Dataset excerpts
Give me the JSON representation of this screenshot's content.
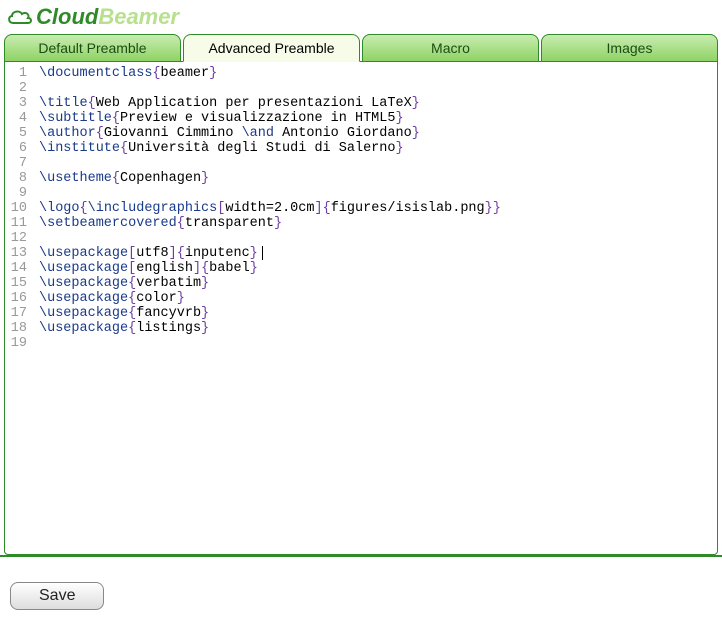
{
  "app": {
    "brand_first": "Cloud",
    "brand_second": "Beamer"
  },
  "tabs": [
    {
      "label": "Default Preamble",
      "active": false
    },
    {
      "label": "Advanced Preamble",
      "active": true
    },
    {
      "label": "Macro",
      "active": false
    },
    {
      "label": "Images",
      "active": false
    }
  ],
  "editor": {
    "line_numbers": [
      "1",
      "2",
      "3",
      "4",
      "5",
      "6",
      "7",
      "8",
      "9",
      "10",
      "11",
      "12",
      "13",
      "14",
      "15",
      "16",
      "17",
      "18",
      "19"
    ],
    "lines": [
      [
        {
          "t": "cmd",
          "v": "\\documentclass"
        },
        {
          "t": "brace",
          "v": "{"
        },
        {
          "t": "txt",
          "v": "beamer"
        },
        {
          "t": "brace",
          "v": "}"
        }
      ],
      [],
      [
        {
          "t": "cmd",
          "v": "\\title"
        },
        {
          "t": "brace",
          "v": "{"
        },
        {
          "t": "txt",
          "v": "Web Application per presentazioni LaTeX"
        },
        {
          "t": "brace",
          "v": "}"
        }
      ],
      [
        {
          "t": "cmd",
          "v": "\\subtitle"
        },
        {
          "t": "brace",
          "v": "{"
        },
        {
          "t": "txt",
          "v": "Preview e visualizzazione in HTML5"
        },
        {
          "t": "brace",
          "v": "}"
        }
      ],
      [
        {
          "t": "cmd",
          "v": "\\author"
        },
        {
          "t": "brace",
          "v": "{"
        },
        {
          "t": "txt",
          "v": "Giovanni Cimmino "
        },
        {
          "t": "cmd",
          "v": "\\and"
        },
        {
          "t": "txt",
          "v": " Antonio Giordano"
        },
        {
          "t": "brace",
          "v": "}"
        }
      ],
      [
        {
          "t": "cmd",
          "v": "\\institute"
        },
        {
          "t": "brace",
          "v": "{"
        },
        {
          "t": "txt",
          "v": "Università degli Studi di Salerno"
        },
        {
          "t": "brace",
          "v": "}"
        }
      ],
      [],
      [
        {
          "t": "cmd",
          "v": "\\usetheme"
        },
        {
          "t": "brace",
          "v": "{"
        },
        {
          "t": "txt",
          "v": "Copenhagen"
        },
        {
          "t": "brace",
          "v": "}"
        }
      ],
      [],
      [
        {
          "t": "cmd",
          "v": "\\logo"
        },
        {
          "t": "brace",
          "v": "{"
        },
        {
          "t": "cmd",
          "v": "\\includegraphics"
        },
        {
          "t": "bracket",
          "v": "["
        },
        {
          "t": "txt",
          "v": "width=2.0cm"
        },
        {
          "t": "bracket",
          "v": "]"
        },
        {
          "t": "brace",
          "v": "{"
        },
        {
          "t": "txt",
          "v": "figures/isislab.png"
        },
        {
          "t": "brace",
          "v": "}"
        },
        {
          "t": "brace",
          "v": "}"
        }
      ],
      [
        {
          "t": "cmd",
          "v": "\\setbeamercovered"
        },
        {
          "t": "brace",
          "v": "{"
        },
        {
          "t": "txt",
          "v": "transparent"
        },
        {
          "t": "brace",
          "v": "}"
        }
      ],
      [],
      [
        {
          "t": "cmd",
          "v": "\\usepackage"
        },
        {
          "t": "bracket",
          "v": "["
        },
        {
          "t": "txt",
          "v": "utf8"
        },
        {
          "t": "bracket",
          "v": "]"
        },
        {
          "t": "brace",
          "v": "{"
        },
        {
          "t": "txt",
          "v": "inputenc"
        },
        {
          "t": "brace",
          "v": "}"
        },
        {
          "t": "cursor",
          "v": ""
        }
      ],
      [
        {
          "t": "cmd",
          "v": "\\usepackage"
        },
        {
          "t": "bracket",
          "v": "["
        },
        {
          "t": "txt",
          "v": "english"
        },
        {
          "t": "bracket",
          "v": "]"
        },
        {
          "t": "brace",
          "v": "{"
        },
        {
          "t": "txt",
          "v": "babel"
        },
        {
          "t": "brace",
          "v": "}"
        }
      ],
      [
        {
          "t": "cmd",
          "v": "\\usepackage"
        },
        {
          "t": "brace",
          "v": "{"
        },
        {
          "t": "txt",
          "v": "verbatim"
        },
        {
          "t": "brace",
          "v": "}"
        }
      ],
      [
        {
          "t": "cmd",
          "v": "\\usepackage"
        },
        {
          "t": "brace",
          "v": "{"
        },
        {
          "t": "txt",
          "v": "color"
        },
        {
          "t": "brace",
          "v": "}"
        }
      ],
      [
        {
          "t": "cmd",
          "v": "\\usepackage"
        },
        {
          "t": "brace",
          "v": "{"
        },
        {
          "t": "txt",
          "v": "fancyvrb"
        },
        {
          "t": "brace",
          "v": "}"
        }
      ],
      [
        {
          "t": "cmd",
          "v": "\\usepackage"
        },
        {
          "t": "brace",
          "v": "{"
        },
        {
          "t": "txt",
          "v": "listings"
        },
        {
          "t": "brace",
          "v": "}"
        }
      ],
      []
    ]
  },
  "footer": {
    "save_label": "Save"
  }
}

= Problem description =
Retype the data above exactly; pictures are not part of the copy.

= Result of the exercise =
Give me the JSON representation of this screenshot's content.
{
  "app": {
    "brand_first": "Cloud",
    "brand_second": "Beamer"
  },
  "tabs": [
    {
      "label": "Default Preamble",
      "active": false
    },
    {
      "label": "Advanced Preamble",
      "active": true
    },
    {
      "label": "Macro",
      "active": false
    },
    {
      "label": "Images",
      "active": false
    }
  ],
  "editor": {
    "line_numbers": [
      "1",
      "2",
      "3",
      "4",
      "5",
      "6",
      "7",
      "8",
      "9",
      "10",
      "11",
      "12",
      "13",
      "14",
      "15",
      "16",
      "17",
      "18",
      "19"
    ],
    "lines": [
      [
        {
          "t": "cmd",
          "v": "\\documentclass"
        },
        {
          "t": "brace",
          "v": "{"
        },
        {
          "t": "txt",
          "v": "beamer"
        },
        {
          "t": "brace",
          "v": "}"
        }
      ],
      [],
      [
        {
          "t": "cmd",
          "v": "\\title"
        },
        {
          "t": "brace",
          "v": "{"
        },
        {
          "t": "txt",
          "v": "Web Application per presentazioni LaTeX"
        },
        {
          "t": "brace",
          "v": "}"
        }
      ],
      [
        {
          "t": "cmd",
          "v": "\\subtitle"
        },
        {
          "t": "brace",
          "v": "{"
        },
        {
          "t": "txt",
          "v": "Preview e visualizzazione in HTML5"
        },
        {
          "t": "brace",
          "v": "}"
        }
      ],
      [
        {
          "t": "cmd",
          "v": "\\author"
        },
        {
          "t": "brace",
          "v": "{"
        },
        {
          "t": "txt",
          "v": "Giovanni Cimmino "
        },
        {
          "t": "cmd",
          "v": "\\and"
        },
        {
          "t": "txt",
          "v": " Antonio Giordano"
        },
        {
          "t": "brace",
          "v": "}"
        }
      ],
      [
        {
          "t": "cmd",
          "v": "\\institute"
        },
        {
          "t": "brace",
          "v": "{"
        },
        {
          "t": "txt",
          "v": "Università degli Studi di Salerno"
        },
        {
          "t": "brace",
          "v": "}"
        }
      ],
      [],
      [
        {
          "t": "cmd",
          "v": "\\usetheme"
        },
        {
          "t": "brace",
          "v": "{"
        },
        {
          "t": "txt",
          "v": "Copenhagen"
        },
        {
          "t": "brace",
          "v": "}"
        }
      ],
      [],
      [
        {
          "t": "cmd",
          "v": "\\logo"
        },
        {
          "t": "brace",
          "v": "{"
        },
        {
          "t": "cmd",
          "v": "\\includegraphics"
        },
        {
          "t": "bracket",
          "v": "["
        },
        {
          "t": "txt",
          "v": "width=2.0cm"
        },
        {
          "t": "bracket",
          "v": "]"
        },
        {
          "t": "brace",
          "v": "{"
        },
        {
          "t": "txt",
          "v": "figures/isislab.png"
        },
        {
          "t": "brace",
          "v": "}"
        },
        {
          "t": "brace",
          "v": "}"
        }
      ],
      [
        {
          "t": "cmd",
          "v": "\\setbeamercovered"
        },
        {
          "t": "brace",
          "v": "{"
        },
        {
          "t": "txt",
          "v": "transparent"
        },
        {
          "t": "brace",
          "v": "}"
        }
      ],
      [],
      [
        {
          "t": "cmd",
          "v": "\\usepackage"
        },
        {
          "t": "bracket",
          "v": "["
        },
        {
          "t": "txt",
          "v": "utf8"
        },
        {
          "t": "bracket",
          "v": "]"
        },
        {
          "t": "brace",
          "v": "{"
        },
        {
          "t": "txt",
          "v": "inputenc"
        },
        {
          "t": "brace",
          "v": "}"
        },
        {
          "t": "cursor",
          "v": ""
        }
      ],
      [
        {
          "t": "cmd",
          "v": "\\usepackage"
        },
        {
          "t": "bracket",
          "v": "["
        },
        {
          "t": "txt",
          "v": "english"
        },
        {
          "t": "bracket",
          "v": "]"
        },
        {
          "t": "brace",
          "v": "{"
        },
        {
          "t": "txt",
          "v": "babel"
        },
        {
          "t": "brace",
          "v": "}"
        }
      ],
      [
        {
          "t": "cmd",
          "v": "\\usepackage"
        },
        {
          "t": "brace",
          "v": "{"
        },
        {
          "t": "txt",
          "v": "verbatim"
        },
        {
          "t": "brace",
          "v": "}"
        }
      ],
      [
        {
          "t": "cmd",
          "v": "\\usepackage"
        },
        {
          "t": "brace",
          "v": "{"
        },
        {
          "t": "txt",
          "v": "color"
        },
        {
          "t": "brace",
          "v": "}"
        }
      ],
      [
        {
          "t": "cmd",
          "v": "\\usepackage"
        },
        {
          "t": "brace",
          "v": "{"
        },
        {
          "t": "txt",
          "v": "fancyvrb"
        },
        {
          "t": "brace",
          "v": "}"
        }
      ],
      [
        {
          "t": "cmd",
          "v": "\\usepackage"
        },
        {
          "t": "brace",
          "v": "{"
        },
        {
          "t": "txt",
          "v": "listings"
        },
        {
          "t": "brace",
          "v": "}"
        }
      ],
      []
    ]
  },
  "footer": {
    "save_label": "Save"
  }
}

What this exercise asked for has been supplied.